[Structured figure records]

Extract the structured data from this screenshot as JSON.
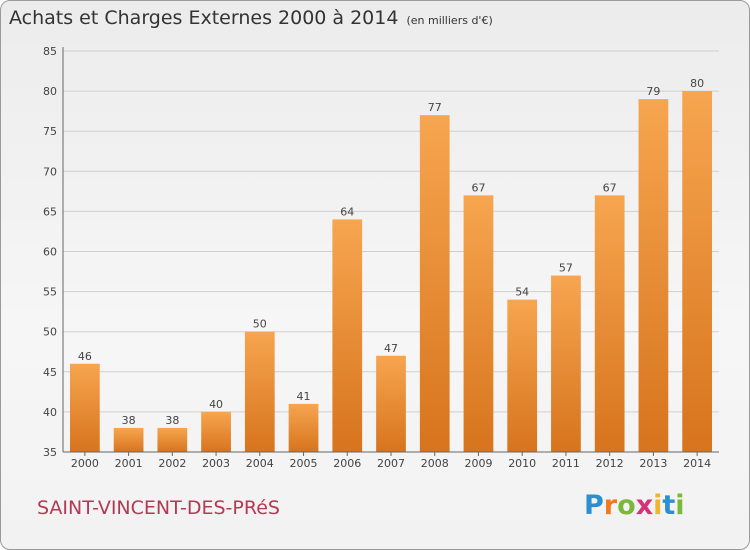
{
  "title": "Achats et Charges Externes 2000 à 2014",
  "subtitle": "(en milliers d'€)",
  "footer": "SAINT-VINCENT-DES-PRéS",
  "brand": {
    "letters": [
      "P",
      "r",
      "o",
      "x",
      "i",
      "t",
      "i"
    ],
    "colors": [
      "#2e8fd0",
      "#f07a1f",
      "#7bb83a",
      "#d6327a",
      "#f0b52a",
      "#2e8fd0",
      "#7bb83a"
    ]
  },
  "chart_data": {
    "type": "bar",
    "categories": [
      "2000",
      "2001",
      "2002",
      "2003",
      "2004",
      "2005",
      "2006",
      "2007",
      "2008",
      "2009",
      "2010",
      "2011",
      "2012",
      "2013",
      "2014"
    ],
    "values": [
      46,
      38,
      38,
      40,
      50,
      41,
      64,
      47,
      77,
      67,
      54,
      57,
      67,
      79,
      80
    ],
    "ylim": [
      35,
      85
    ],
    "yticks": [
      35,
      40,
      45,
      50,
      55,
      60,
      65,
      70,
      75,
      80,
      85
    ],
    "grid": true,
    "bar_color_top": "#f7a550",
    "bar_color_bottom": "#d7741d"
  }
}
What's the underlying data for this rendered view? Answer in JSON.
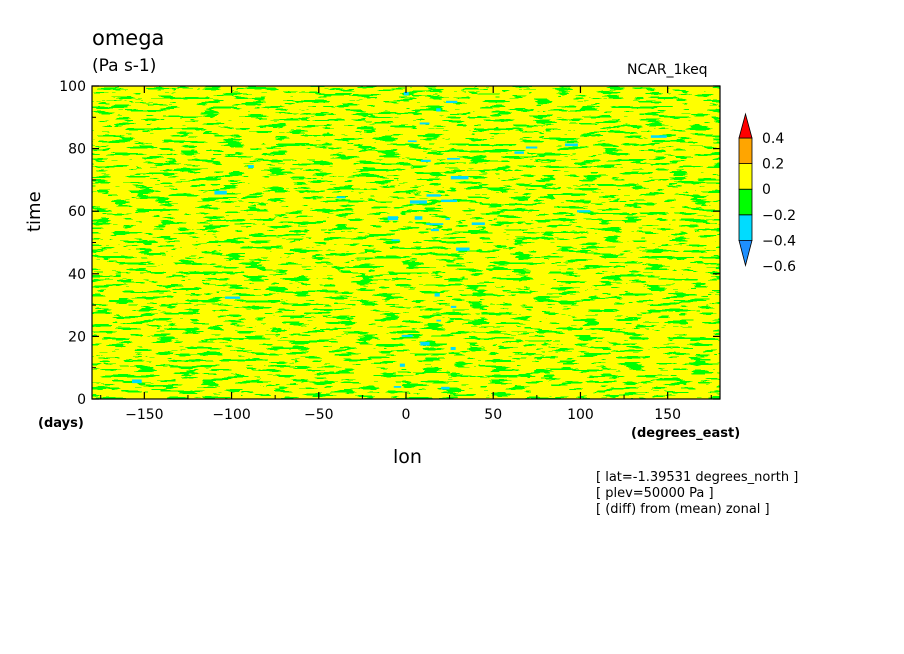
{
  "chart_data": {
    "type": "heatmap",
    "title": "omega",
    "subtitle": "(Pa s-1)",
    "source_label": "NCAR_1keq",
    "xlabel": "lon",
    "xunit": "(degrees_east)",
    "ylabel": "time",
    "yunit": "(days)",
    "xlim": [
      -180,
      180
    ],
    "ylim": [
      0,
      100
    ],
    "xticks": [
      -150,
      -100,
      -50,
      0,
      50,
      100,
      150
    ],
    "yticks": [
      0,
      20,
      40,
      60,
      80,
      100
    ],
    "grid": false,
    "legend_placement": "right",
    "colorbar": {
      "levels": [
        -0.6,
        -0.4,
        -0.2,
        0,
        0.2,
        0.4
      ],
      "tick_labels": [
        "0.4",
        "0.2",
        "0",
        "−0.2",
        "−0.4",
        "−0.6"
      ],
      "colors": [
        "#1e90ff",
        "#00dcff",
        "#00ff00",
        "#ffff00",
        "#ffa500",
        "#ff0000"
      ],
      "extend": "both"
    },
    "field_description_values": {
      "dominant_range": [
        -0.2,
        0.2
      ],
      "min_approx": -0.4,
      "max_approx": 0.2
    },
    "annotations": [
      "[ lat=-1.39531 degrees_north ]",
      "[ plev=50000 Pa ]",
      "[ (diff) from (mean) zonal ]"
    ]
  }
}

> **STATED PROBLEM**: Counting only lines of the data above that hold "this", report the total and nothing else.

> **FULL OUTPUT**: 2